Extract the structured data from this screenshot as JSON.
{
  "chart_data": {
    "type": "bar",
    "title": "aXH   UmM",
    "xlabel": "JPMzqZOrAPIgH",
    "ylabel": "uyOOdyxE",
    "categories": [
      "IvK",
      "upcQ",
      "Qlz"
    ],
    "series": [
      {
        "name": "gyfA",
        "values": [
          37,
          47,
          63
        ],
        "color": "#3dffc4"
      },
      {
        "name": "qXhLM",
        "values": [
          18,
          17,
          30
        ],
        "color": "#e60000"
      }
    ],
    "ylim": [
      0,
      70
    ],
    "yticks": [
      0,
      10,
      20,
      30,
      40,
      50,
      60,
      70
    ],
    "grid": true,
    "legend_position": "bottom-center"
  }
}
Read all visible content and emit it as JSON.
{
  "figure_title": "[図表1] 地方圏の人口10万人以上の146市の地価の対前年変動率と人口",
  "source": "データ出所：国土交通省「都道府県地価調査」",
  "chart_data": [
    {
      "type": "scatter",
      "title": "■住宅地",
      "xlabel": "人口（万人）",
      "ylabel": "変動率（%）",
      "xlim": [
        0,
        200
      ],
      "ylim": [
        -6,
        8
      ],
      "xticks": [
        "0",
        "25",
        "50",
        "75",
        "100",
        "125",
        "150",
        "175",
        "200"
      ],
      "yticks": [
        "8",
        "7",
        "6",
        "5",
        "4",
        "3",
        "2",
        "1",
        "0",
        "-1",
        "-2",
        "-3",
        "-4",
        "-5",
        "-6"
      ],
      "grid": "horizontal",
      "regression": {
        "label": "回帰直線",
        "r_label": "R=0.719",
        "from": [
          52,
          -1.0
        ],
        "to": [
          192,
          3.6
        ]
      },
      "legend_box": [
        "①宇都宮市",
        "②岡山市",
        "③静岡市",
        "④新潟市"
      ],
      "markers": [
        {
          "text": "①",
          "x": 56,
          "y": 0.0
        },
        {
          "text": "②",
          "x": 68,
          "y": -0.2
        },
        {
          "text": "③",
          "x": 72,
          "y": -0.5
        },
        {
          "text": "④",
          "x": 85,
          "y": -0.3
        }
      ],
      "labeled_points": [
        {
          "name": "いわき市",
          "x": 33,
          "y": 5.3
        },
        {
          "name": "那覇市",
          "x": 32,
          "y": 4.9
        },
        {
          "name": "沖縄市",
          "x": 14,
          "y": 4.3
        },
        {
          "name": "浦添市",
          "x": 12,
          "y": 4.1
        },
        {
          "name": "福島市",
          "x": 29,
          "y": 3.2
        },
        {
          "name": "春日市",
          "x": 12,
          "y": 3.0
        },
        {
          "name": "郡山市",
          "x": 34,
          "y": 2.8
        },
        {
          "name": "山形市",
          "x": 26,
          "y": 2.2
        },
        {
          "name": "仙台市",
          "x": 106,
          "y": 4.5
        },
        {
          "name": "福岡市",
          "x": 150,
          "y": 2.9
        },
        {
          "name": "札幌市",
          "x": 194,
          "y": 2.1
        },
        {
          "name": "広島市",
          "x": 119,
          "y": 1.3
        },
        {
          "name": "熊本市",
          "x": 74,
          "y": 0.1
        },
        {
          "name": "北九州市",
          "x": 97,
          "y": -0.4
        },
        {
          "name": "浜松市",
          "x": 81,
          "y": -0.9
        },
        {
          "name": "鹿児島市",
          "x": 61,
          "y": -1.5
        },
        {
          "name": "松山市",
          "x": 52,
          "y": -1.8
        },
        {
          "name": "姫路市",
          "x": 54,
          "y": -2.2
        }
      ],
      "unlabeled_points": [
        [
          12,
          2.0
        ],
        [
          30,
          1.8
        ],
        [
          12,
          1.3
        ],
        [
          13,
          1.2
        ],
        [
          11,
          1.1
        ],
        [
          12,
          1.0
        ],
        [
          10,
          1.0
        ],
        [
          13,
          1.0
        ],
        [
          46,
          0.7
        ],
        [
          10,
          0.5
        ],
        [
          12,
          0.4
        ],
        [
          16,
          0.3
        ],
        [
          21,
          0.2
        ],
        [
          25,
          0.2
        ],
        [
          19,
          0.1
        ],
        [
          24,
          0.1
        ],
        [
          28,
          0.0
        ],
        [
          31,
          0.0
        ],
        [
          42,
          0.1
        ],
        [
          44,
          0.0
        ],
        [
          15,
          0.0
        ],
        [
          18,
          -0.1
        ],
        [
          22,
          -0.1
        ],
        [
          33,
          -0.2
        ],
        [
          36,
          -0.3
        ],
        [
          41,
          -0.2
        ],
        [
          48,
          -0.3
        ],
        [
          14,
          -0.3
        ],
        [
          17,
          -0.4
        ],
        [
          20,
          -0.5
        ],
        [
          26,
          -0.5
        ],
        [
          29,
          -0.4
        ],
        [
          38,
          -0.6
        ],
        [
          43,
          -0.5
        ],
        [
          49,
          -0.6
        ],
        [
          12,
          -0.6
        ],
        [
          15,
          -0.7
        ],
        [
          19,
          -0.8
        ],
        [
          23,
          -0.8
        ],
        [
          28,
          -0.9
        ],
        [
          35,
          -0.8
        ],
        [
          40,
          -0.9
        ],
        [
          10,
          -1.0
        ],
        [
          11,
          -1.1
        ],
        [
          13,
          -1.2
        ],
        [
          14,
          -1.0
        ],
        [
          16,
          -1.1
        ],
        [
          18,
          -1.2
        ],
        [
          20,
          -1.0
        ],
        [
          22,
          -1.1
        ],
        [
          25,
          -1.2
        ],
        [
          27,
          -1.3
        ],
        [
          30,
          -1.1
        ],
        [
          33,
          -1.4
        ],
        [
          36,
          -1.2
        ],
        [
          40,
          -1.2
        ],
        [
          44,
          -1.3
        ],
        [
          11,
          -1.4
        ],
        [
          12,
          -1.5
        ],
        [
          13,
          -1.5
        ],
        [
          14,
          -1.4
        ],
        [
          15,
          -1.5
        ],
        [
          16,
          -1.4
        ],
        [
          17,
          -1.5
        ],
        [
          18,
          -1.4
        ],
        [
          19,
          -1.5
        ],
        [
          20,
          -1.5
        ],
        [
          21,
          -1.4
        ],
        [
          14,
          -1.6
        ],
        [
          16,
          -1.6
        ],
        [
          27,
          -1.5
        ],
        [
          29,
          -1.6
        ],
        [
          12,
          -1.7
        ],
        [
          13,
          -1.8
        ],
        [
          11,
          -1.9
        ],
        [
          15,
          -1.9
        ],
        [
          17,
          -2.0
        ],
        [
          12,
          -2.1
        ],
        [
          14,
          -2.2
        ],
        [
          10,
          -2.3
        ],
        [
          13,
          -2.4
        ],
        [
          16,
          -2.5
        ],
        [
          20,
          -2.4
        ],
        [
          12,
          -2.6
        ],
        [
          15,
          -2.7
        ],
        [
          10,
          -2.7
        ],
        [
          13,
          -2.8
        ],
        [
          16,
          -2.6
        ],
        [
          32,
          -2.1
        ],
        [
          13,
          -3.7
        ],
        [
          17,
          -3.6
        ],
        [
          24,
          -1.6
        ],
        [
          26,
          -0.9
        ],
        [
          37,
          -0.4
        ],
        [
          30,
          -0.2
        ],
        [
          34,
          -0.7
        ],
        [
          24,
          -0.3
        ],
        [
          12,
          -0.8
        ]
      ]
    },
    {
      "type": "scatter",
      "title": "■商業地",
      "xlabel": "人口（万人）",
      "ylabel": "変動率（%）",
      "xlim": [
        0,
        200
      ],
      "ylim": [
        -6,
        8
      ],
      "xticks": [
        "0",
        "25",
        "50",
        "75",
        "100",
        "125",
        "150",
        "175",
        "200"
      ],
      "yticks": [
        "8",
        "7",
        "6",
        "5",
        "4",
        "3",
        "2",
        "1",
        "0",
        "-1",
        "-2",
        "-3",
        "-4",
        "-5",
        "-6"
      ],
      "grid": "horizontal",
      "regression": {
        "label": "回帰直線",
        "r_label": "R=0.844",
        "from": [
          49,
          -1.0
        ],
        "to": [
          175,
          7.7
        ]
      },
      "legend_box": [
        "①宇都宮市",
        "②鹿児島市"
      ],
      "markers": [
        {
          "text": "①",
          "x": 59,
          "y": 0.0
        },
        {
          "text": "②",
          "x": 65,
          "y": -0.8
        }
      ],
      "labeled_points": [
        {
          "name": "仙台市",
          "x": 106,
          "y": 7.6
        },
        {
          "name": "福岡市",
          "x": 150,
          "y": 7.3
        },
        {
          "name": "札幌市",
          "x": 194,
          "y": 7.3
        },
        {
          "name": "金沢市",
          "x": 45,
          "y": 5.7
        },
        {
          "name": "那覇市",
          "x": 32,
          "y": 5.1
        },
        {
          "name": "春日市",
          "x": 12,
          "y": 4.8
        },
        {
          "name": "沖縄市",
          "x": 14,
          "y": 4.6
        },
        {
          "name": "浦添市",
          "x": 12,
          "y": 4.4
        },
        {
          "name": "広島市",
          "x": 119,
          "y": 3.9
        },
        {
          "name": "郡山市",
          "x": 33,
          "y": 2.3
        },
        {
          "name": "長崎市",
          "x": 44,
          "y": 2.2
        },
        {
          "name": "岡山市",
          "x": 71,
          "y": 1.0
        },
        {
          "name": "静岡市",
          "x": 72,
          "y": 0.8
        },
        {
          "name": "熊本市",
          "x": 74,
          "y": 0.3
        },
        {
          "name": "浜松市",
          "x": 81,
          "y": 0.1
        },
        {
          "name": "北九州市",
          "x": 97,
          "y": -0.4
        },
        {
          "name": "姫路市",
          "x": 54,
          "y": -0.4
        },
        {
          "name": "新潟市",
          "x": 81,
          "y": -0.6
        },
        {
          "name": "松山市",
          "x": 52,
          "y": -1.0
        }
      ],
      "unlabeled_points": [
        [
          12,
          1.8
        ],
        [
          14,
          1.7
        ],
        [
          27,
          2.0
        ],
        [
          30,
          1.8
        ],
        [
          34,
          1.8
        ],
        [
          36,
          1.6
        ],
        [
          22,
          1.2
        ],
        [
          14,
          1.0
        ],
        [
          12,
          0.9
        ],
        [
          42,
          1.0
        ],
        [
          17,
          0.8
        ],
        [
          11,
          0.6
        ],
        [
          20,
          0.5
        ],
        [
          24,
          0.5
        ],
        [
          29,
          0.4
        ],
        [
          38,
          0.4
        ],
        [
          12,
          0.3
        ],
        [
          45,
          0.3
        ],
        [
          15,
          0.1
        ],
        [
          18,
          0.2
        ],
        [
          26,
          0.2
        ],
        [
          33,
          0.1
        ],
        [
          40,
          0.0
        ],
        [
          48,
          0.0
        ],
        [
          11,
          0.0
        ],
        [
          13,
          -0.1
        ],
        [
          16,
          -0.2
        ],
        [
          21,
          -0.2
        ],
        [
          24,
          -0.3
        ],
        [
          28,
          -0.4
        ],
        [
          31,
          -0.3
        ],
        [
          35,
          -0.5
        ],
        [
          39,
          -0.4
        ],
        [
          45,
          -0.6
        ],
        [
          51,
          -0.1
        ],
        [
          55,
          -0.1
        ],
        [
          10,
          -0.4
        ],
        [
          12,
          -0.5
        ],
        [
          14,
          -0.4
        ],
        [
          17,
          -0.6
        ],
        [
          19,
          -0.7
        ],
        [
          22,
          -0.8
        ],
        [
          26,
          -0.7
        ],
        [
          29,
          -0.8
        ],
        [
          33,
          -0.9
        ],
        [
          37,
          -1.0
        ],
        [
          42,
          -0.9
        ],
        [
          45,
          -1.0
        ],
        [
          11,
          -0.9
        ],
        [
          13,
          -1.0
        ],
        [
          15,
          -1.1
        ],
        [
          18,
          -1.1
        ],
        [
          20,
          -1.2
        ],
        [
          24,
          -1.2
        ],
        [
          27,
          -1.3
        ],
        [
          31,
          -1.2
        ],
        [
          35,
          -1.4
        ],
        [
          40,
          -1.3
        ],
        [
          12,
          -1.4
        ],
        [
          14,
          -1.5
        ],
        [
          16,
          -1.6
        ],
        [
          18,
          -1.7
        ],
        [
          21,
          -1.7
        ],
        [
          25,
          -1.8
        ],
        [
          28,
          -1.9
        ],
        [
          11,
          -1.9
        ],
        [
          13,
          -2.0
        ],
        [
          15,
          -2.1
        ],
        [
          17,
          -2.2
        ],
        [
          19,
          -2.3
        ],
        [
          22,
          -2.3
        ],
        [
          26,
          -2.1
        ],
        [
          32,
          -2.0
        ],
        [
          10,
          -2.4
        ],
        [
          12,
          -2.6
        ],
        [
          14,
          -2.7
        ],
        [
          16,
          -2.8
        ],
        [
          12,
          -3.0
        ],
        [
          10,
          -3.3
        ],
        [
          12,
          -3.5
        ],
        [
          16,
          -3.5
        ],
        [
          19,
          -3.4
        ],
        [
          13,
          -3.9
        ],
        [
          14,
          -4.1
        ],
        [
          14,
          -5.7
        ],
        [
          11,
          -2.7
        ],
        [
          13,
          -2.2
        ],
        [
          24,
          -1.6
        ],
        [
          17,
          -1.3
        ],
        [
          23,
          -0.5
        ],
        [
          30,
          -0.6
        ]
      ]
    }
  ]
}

## WORK INSTRUCTIONS
Tally the lines in the listing that hold "JSON" and report the number alone.

## RESULT OF THIS TASK
2